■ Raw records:
* Start *
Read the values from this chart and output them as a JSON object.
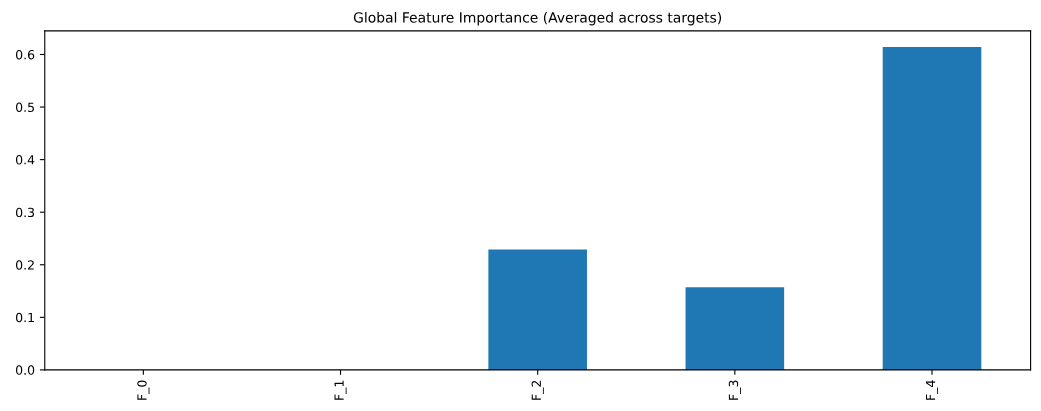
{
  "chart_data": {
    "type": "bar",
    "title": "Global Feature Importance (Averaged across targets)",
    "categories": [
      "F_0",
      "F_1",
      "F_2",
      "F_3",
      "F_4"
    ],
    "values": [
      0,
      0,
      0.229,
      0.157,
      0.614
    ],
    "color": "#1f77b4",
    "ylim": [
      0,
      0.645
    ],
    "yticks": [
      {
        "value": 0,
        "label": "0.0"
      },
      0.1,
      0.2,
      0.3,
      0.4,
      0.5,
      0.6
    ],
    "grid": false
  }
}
* End *
■ WHAT IS REQUIRED:
Where a line of the entries contains the word "values", copy that line.

■ ANSWER BELOW:
Read the values from this chart and output them as a JSON object.
    "values": [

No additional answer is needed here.